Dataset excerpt
##########

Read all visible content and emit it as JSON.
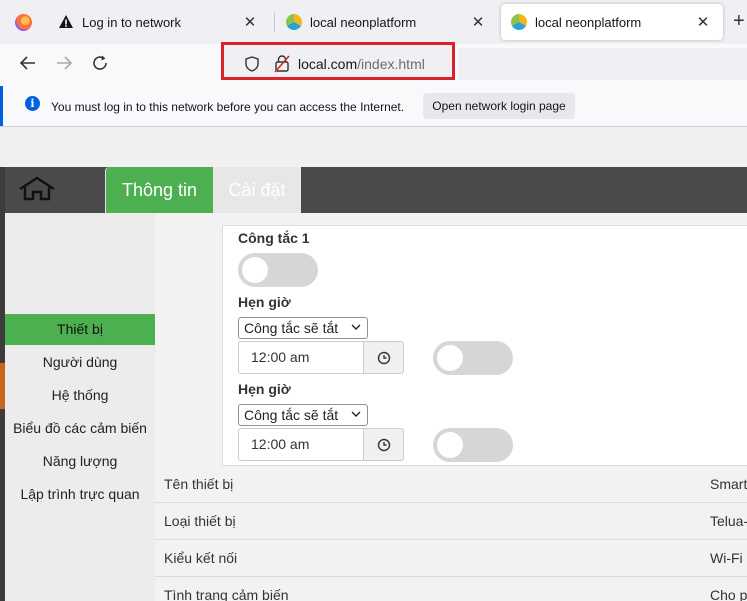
{
  "browser": {
    "tabs": [
      {
        "title": "Log in to network",
        "icon": "warning-icon"
      },
      {
        "title": "local neonplatform",
        "icon": "site-icon"
      },
      {
        "title": "local neonplatform",
        "icon": "site-icon",
        "active": true
      }
    ],
    "url_host": "local.com",
    "url_path": "/index.html"
  },
  "notification": {
    "message": "You must log in to this network before you can access the Internet.",
    "button_label": "Open network login page"
  },
  "app": {
    "tabs": {
      "info": "Thông tin",
      "settings": "Cài đặt"
    },
    "sidebar": [
      {
        "label": "Thiết bị",
        "active": true
      },
      {
        "label": "Người dùng"
      },
      {
        "label": "Hệ thống"
      },
      {
        "label": "Biểu đồ các cảm biến"
      },
      {
        "label": "Năng lượng"
      },
      {
        "label": "Lập trình trực quan"
      }
    ],
    "switch": {
      "label": "Công tắc 1",
      "on": false
    },
    "timers": [
      {
        "label": "Hẹn giờ",
        "action": "Công tắc sẽ tắt",
        "time": "12:00 am",
        "enabled": false
      },
      {
        "label": "Hẹn giờ",
        "action": "Công tắc sẽ tắt",
        "time": "12:00 am",
        "enabled": false
      }
    ],
    "info_rows": [
      {
        "key": "Tên thiết bị",
        "value": "Smart"
      },
      {
        "key": "Loại thiết bị",
        "value": "Telua-"
      },
      {
        "key": "Kiểu kết nối",
        "value": "Wi-Fi"
      },
      {
        "key": "Tình trạng cảm biến",
        "value": "Cho p"
      }
    ]
  },
  "colors": {
    "accent_green": "#4caf50",
    "header_dark": "#4a4a4a",
    "url_highlight": "#d8232a"
  }
}
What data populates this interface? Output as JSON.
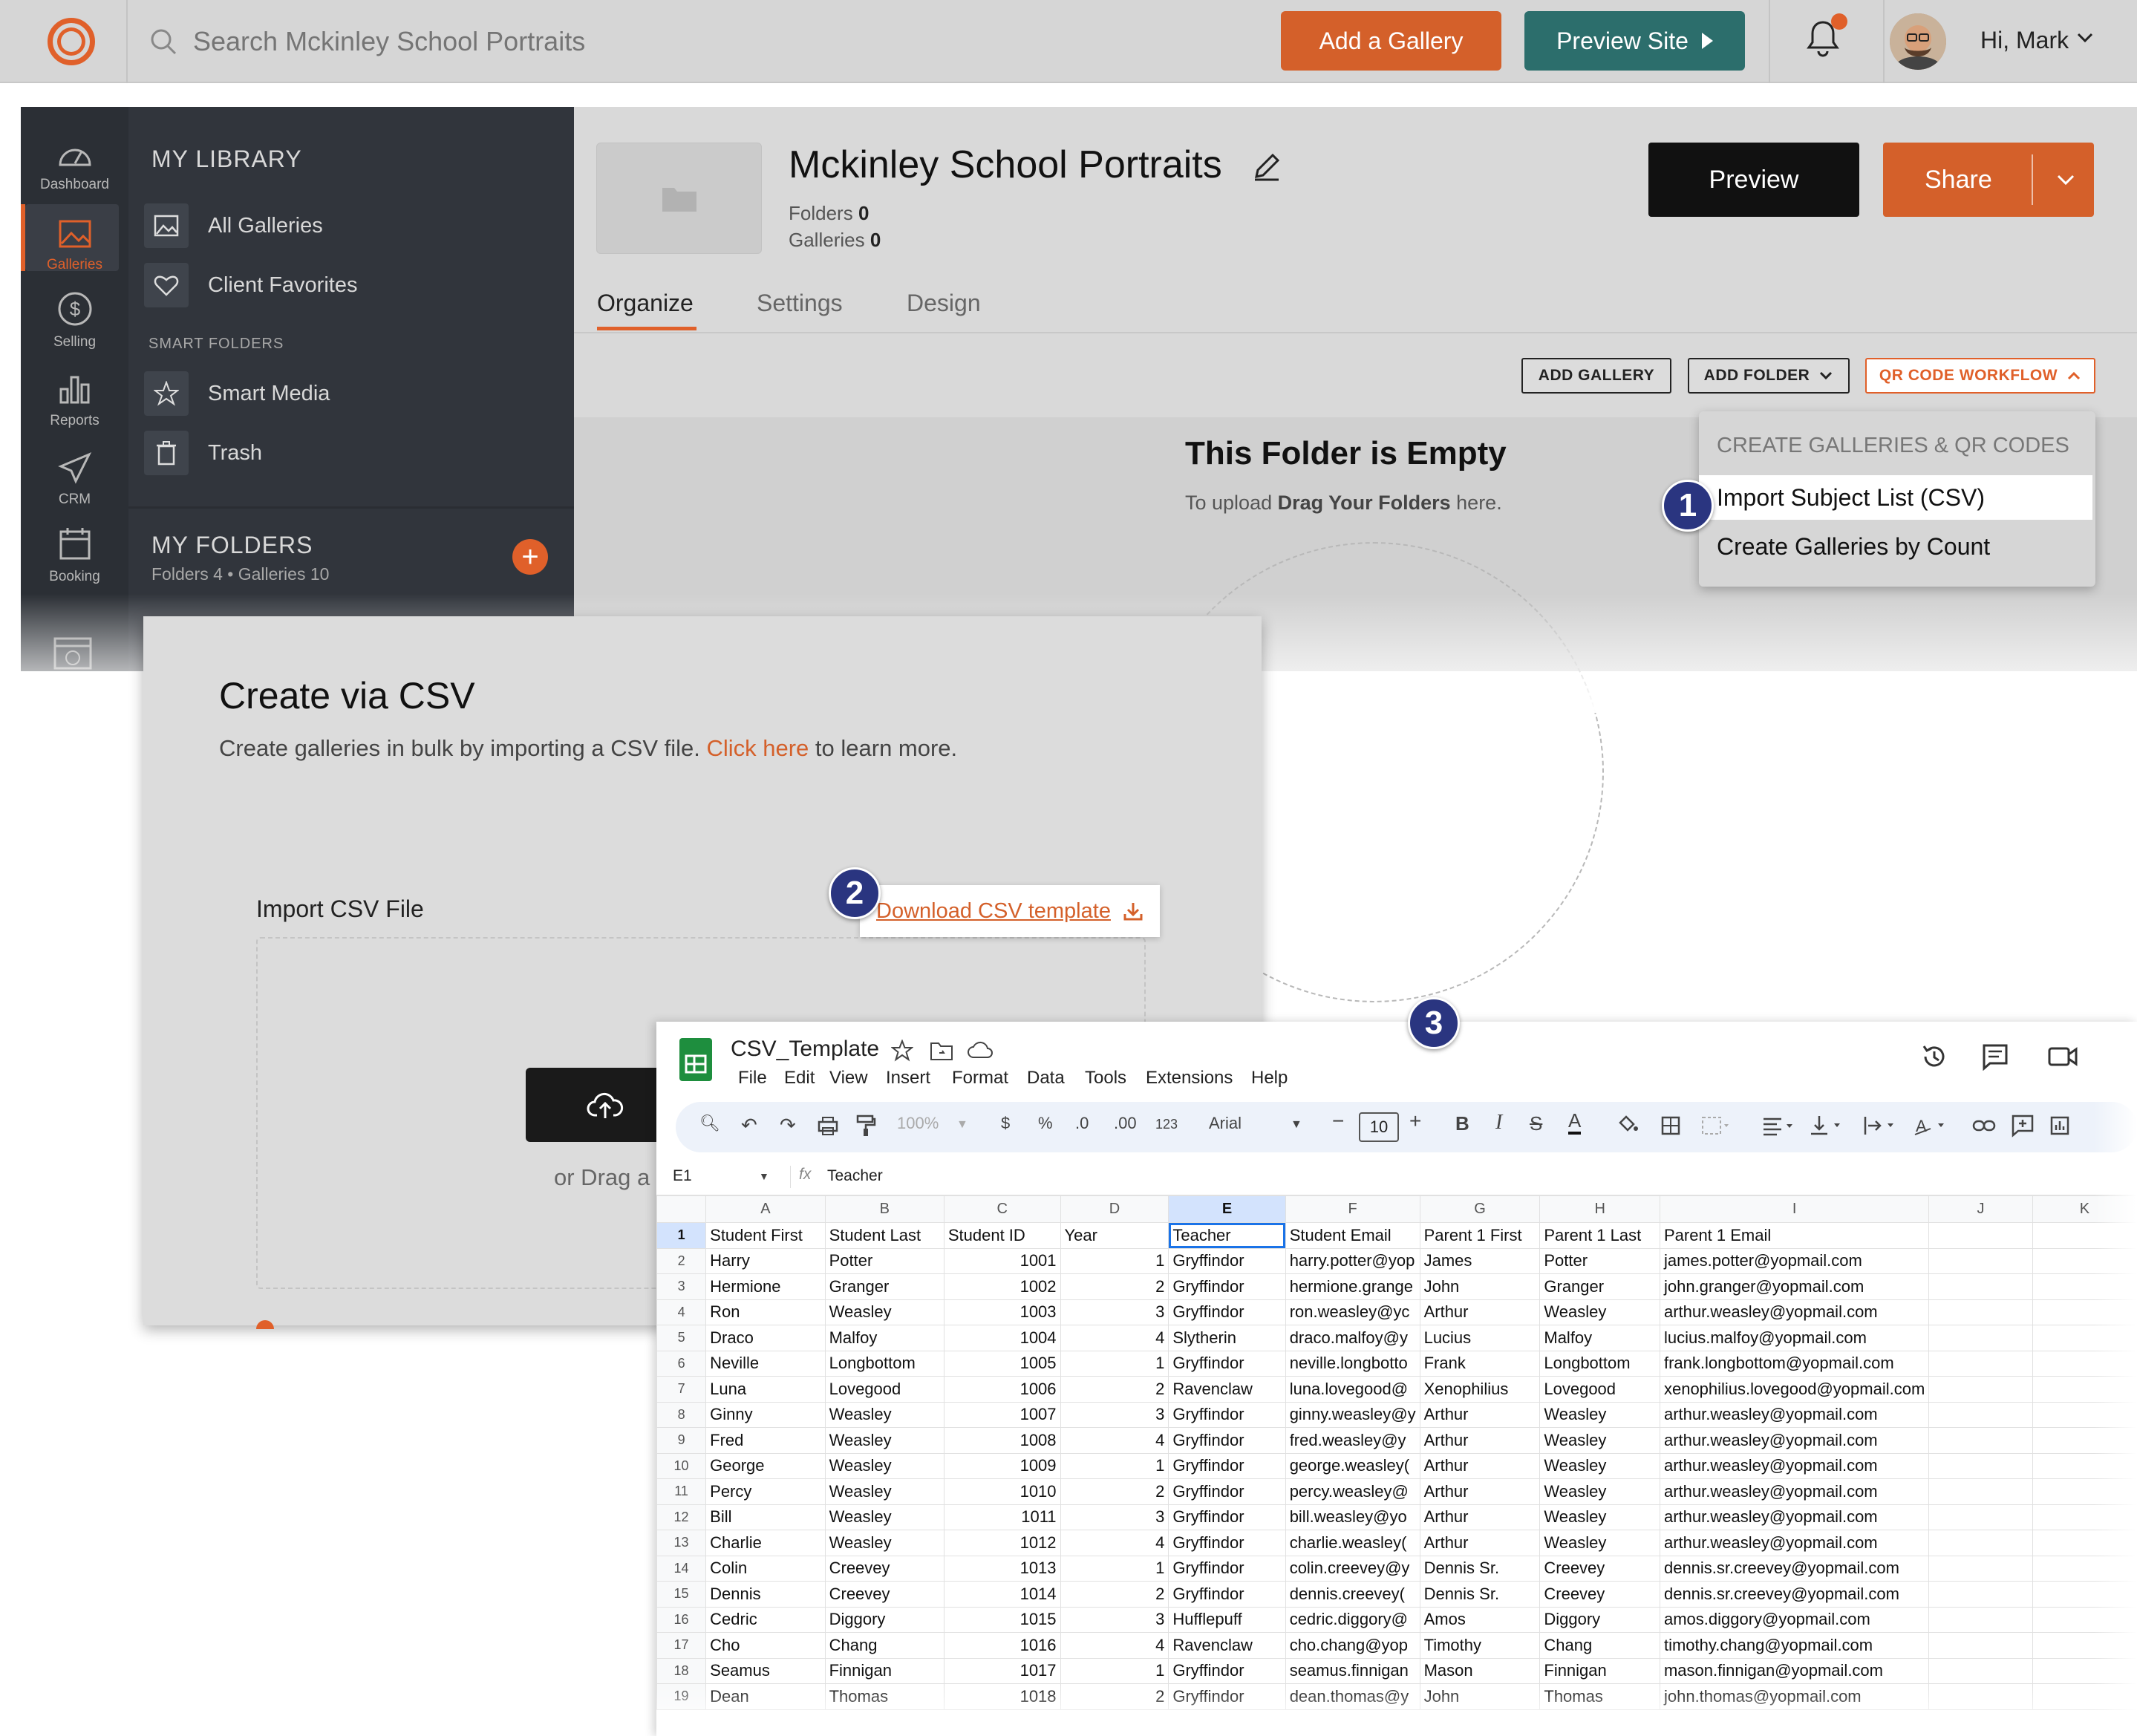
{
  "topbar": {
    "search_placeholder": "Search Mckinley School Portraits",
    "add_gallery": "Add a Gallery",
    "preview_site": "Preview Site",
    "greeting": "Hi, Mark"
  },
  "rail": {
    "items": [
      "Dashboard",
      "Galleries",
      "Selling",
      "Reports",
      "CRM",
      "Booking"
    ],
    "active": "Galleries"
  },
  "library": {
    "heading": "MY LIBRARY",
    "all_galleries": "All Galleries",
    "client_favorites": "Client Favorites",
    "smart_folders_heading": "SMART FOLDERS",
    "smart_media": "Smart Media",
    "trash": "Trash",
    "my_folders_heading": "MY FOLDERS",
    "my_folders_sub": "Folders 4 • Galleries 10"
  },
  "main": {
    "title": "Mckinley School Portraits",
    "folders_label": "Folders",
    "folders_count": "0",
    "galleries_label": "Galleries",
    "galleries_count": "0",
    "preview": "Preview",
    "share": "Share",
    "tabs": [
      "Organize",
      "Settings",
      "Design"
    ],
    "add_gallery_small": "ADD GALLERY",
    "add_folder_small": "ADD FOLDER",
    "qr_workflow": "QR CODE WORKFLOW",
    "empty_title": "This Folder is Empty",
    "empty_sub_prefix": "To upload ",
    "empty_sub_bold": "Drag Your Folders",
    "empty_sub_suffix": " here."
  },
  "dropdown": {
    "heading": "CREATE GALLERIES & QR CODES",
    "import": "Import Subject List (CSV)",
    "by_count": "Create Galleries by Count"
  },
  "badges": [
    "1",
    "2",
    "3"
  ],
  "modal": {
    "title": "Create via CSV",
    "desc_prefix": "Create galleries in bulk by importing a CSV file. ",
    "desc_link": "Click here",
    "desc_suffix": " to learn more.",
    "import_label": "Import CSV File",
    "download_template": "Download CSV template",
    "or_drag": "or Drag a"
  },
  "sheet": {
    "doc_title": "CSV_Template",
    "menu": [
      "File",
      "Edit",
      "View",
      "Insert",
      "Format",
      "Data",
      "Tools",
      "Extensions",
      "Help"
    ],
    "zoom": "100%",
    "currency": "$",
    "percent": "%",
    "dec_less": ".0",
    "dec_more": ".00",
    "number_format": "123",
    "font": "Arial",
    "font_size": "10",
    "cell_ref": "E1",
    "formula": "Teacher",
    "columns": [
      "A",
      "B",
      "C",
      "D",
      "E",
      "F",
      "G",
      "H",
      "I",
      "J",
      "K"
    ],
    "selected_column": "E",
    "rows": [
      [
        "1",
        "Student First",
        "Student Last",
        "Student ID",
        "Year",
        "Teacher",
        "Student Email",
        "Parent 1 First",
        "Parent 1 Last",
        "Parent 1 Email",
        "",
        ""
      ],
      [
        "2",
        "Harry",
        "Potter",
        "1001",
        "1",
        "Gryffindor",
        "harry.potter@yop",
        "James",
        "Potter",
        "james.potter@yopmail.com",
        "",
        ""
      ],
      [
        "3",
        "Hermione",
        "Granger",
        "1002",
        "2",
        "Gryffindor",
        "hermione.grange",
        "John",
        "Granger",
        "john.granger@yopmail.com",
        "",
        ""
      ],
      [
        "4",
        "Ron",
        "Weasley",
        "1003",
        "3",
        "Gryffindor",
        "ron.weasley@yc",
        "Arthur",
        "Weasley",
        "arthur.weasley@yopmail.com",
        "",
        ""
      ],
      [
        "5",
        "Draco",
        "Malfoy",
        "1004",
        "4",
        "Slytherin",
        "draco.malfoy@y",
        "Lucius",
        "Malfoy",
        "lucius.malfoy@yopmail.com",
        "",
        ""
      ],
      [
        "6",
        "Neville",
        "Longbottom",
        "1005",
        "1",
        "Gryffindor",
        "neville.longbotto",
        "Frank",
        "Longbottom",
        "frank.longbottom@yopmail.com",
        "",
        ""
      ],
      [
        "7",
        "Luna",
        "Lovegood",
        "1006",
        "2",
        "Ravenclaw",
        "luna.lovegood@",
        "Xenophilius",
        "Lovegood",
        "xenophilius.lovegood@yopmail.com",
        "",
        ""
      ],
      [
        "8",
        "Ginny",
        "Weasley",
        "1007",
        "3",
        "Gryffindor",
        "ginny.weasley@y",
        "Arthur",
        "Weasley",
        "arthur.weasley@yopmail.com",
        "",
        ""
      ],
      [
        "9",
        "Fred",
        "Weasley",
        "1008",
        "4",
        "Gryffindor",
        "fred.weasley@y",
        "Arthur",
        "Weasley",
        "arthur.weasley@yopmail.com",
        "",
        ""
      ],
      [
        "10",
        "George",
        "Weasley",
        "1009",
        "1",
        "Gryffindor",
        "george.weasley(",
        "Arthur",
        "Weasley",
        "arthur.weasley@yopmail.com",
        "",
        ""
      ],
      [
        "11",
        "Percy",
        "Weasley",
        "1010",
        "2",
        "Gryffindor",
        "percy.weasley@",
        "Arthur",
        "Weasley",
        "arthur.weasley@yopmail.com",
        "",
        ""
      ],
      [
        "12",
        "Bill",
        "Weasley",
        "1011",
        "3",
        "Gryffindor",
        "bill.weasley@yo",
        "Arthur",
        "Weasley",
        "arthur.weasley@yopmail.com",
        "",
        ""
      ],
      [
        "13",
        "Charlie",
        "Weasley",
        "1012",
        "4",
        "Gryffindor",
        "charlie.weasley(",
        "Arthur",
        "Weasley",
        "arthur.weasley@yopmail.com",
        "",
        ""
      ],
      [
        "14",
        "Colin",
        "Creevey",
        "1013",
        "1",
        "Gryffindor",
        "colin.creevey@y",
        "Dennis Sr.",
        "Creevey",
        "dennis.sr.creevey@yopmail.com",
        "",
        ""
      ],
      [
        "15",
        "Dennis",
        "Creevey",
        "1014",
        "2",
        "Gryffindor",
        "dennis.creevey(",
        "Dennis Sr.",
        "Creevey",
        "dennis.sr.creevey@yopmail.com",
        "",
        ""
      ],
      [
        "16",
        "Cedric",
        "Diggory",
        "1015",
        "3",
        "Hufflepuff",
        "cedric.diggory@",
        "Amos",
        "Diggory",
        "amos.diggory@yopmail.com",
        "",
        ""
      ],
      [
        "17",
        "Cho",
        "Chang",
        "1016",
        "4",
        "Ravenclaw",
        "cho.chang@yop",
        "Timothy",
        "Chang",
        "timothy.chang@yopmail.com",
        "",
        ""
      ],
      [
        "18",
        "Seamus",
        "Finnigan",
        "1017",
        "1",
        "Gryffindor",
        "seamus.finnigan",
        "Mason",
        "Finnigan",
        "mason.finnigan@yopmail.com",
        "",
        ""
      ],
      [
        "19",
        "Dean",
        "Thomas",
        "1018",
        "2",
        "Gryffindor",
        "dean.thomas@y",
        "John",
        "Thomas",
        "john.thomas@yopmail.com",
        "",
        ""
      ]
    ]
  },
  "colors": {
    "accent": "#e0602a",
    "teal": "#2c6e6c",
    "dark_panel": "#31353c",
    "badge": "#2a3580",
    "sheets_green": "#1e8e3e"
  }
}
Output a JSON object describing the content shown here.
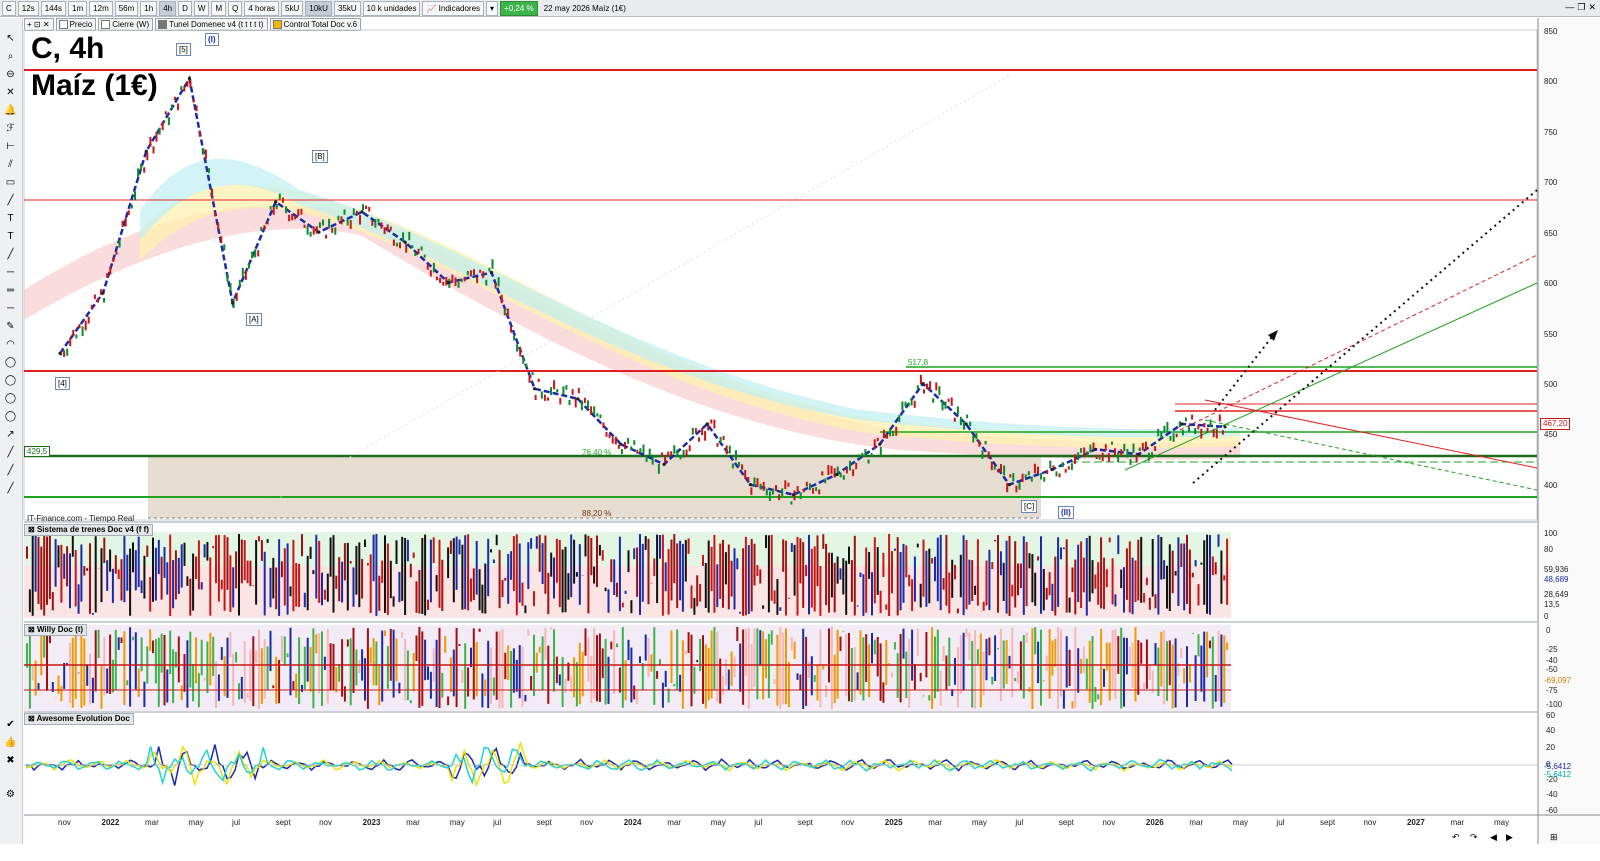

##########

§ YOUR OBJECTIVE
Check each line above for the word "Drag" and give the number of lines that have it, nothing else.

§ CORRECT RESPONSE
2